-- START OF Supplied passage --

Be careful Jacob. That's the same type of petition that anti-gay marriage petitioners were using to trick people here in Massachusetts.
The top petition was for legalizing alchohol sales, while the rest of the petitions underneath were for "marriage is one man-one woman". They'd show you the top petition, then sneakily get you to sign a lower one.
Jacob, welcome to what has to be the weirdest Texas political fact possible. Beats LBJ and Box 13 by a mile. I grew up in Commerce, Texas, which was the only wet town between Dallas and Texarkana, save one little burg that consisted of a Baptist church and three liquor stores. My parents were friends of the local beer distributor, who gave thousands of dollars to the 'drys' when Sulphur Springs, fourteen miles to the east, tried to legalize booze. The drys won, and Commerce is still sin city for the region.
I'd like to think most of my neighbors won't insist that I continue making special trips to buy beer, wine, and liquor.
you might like to think that, but it wouldn't necessarily be a safe bet. in massachusetts this past election, something like 55% of the voters rejected just such an initiative.

-- END OF Supplied passage --
-- START OF Information supplied --

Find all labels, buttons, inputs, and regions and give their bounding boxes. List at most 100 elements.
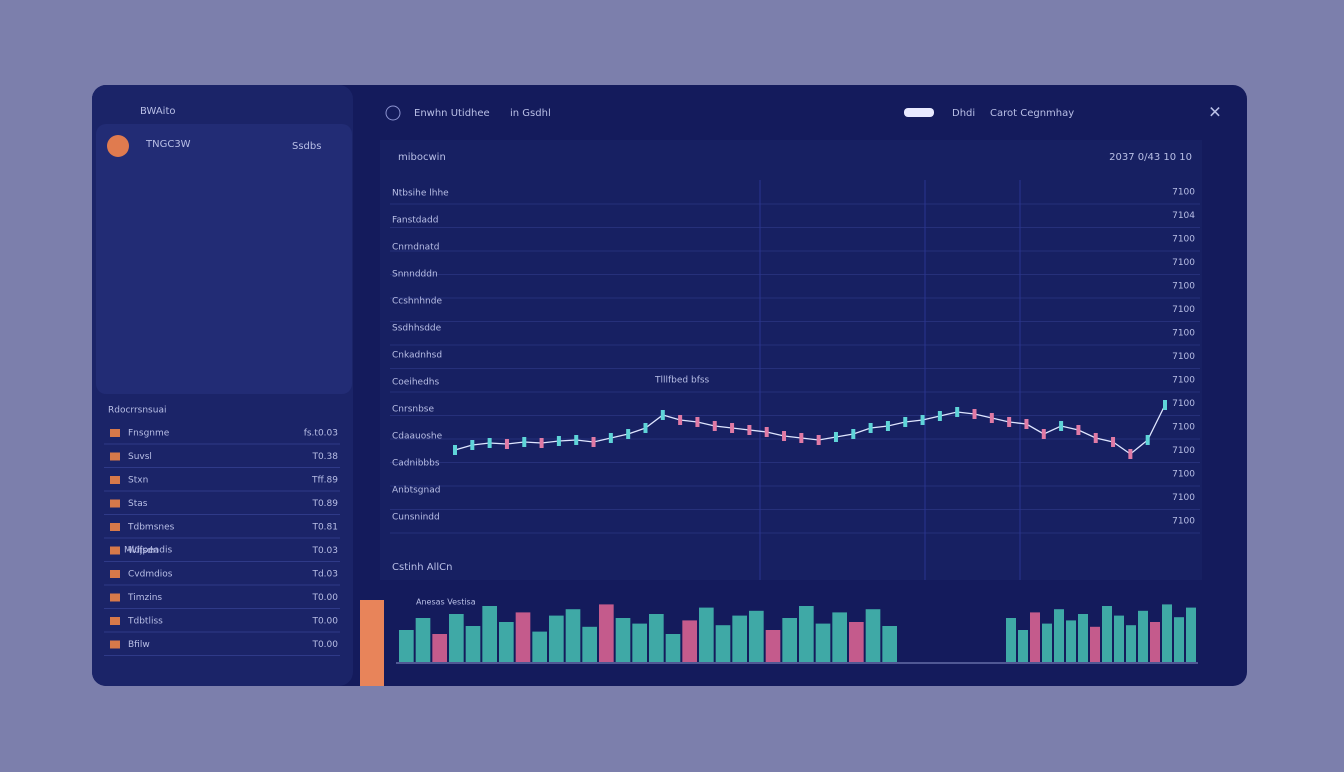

-- END OF Information supplied --

- [To be done]:
a – In the discussion of liquor petitions, render "The drys won, and Commerce is still sin city for the region." into Spanish.
b – According to the discussion of liquor petitions, how far from Commerce is Sulphur Springs, and in which direction?
c – Proceed with the discussion of liquor petitions, starting after its final sentence.
The listing comes from a different source than the text.

- [The answers]:
a – Los "secos" ganaron, y Commerce sigue siendo la ciudad del pecado de la región.

b – Fourteen miles to the east.

c –
there was a flood of tv advertising describing the blood in the streets that would ensue if drunk drivers could more easily buy alcohol. the ads were not, as i first suspected, paid for by madd or some police-related association. they were, of course, paid for by the liquor store owners association.
-cab
while i was typing, xmas and karen between them conspired to remove any new information from my post.
need to learn to type faster.
-cab
I guess I've yet to come across the place in Dallas proper that doesn't sell beer or wine, of course with idiotic day/time restrictions. Where I live (just north of White Rock Lake), there's a liquor store on every corner and beer/wine in all the grocery stores I visit. So I was very surprised to hear such a petition was even needed.
The northern burbs (Richarson) still have remnants of the old "unicard" in effect, which seem to be something like private drinking memberships at each bar. I've seen many a petition to remove those idiotic rules but I'm not sure if any have yet to pass.
"there was a flood of tv advertising describing the blood in the streets that would ensue if drunk drivers could more easily buy alcohol"
Get between me and my drink and I guarantee there will be blood in the streets. 😉
As a Californian, I remember being shocked at discovering that New York City (New York City!) limits wine and liquor sales to -- well, wine and liquor stores. And conversely, you can't buy anything but wine or liquor at a liquor store; not even a corkscrew.
In L.A., we can buy beer, wine, whiskey, and a lot of other stuff at any neighborhood grocery store.
This same type of petition failed in Boston because of a liquor-sponsored campaign scaring people about underage drinking and drunk minorities.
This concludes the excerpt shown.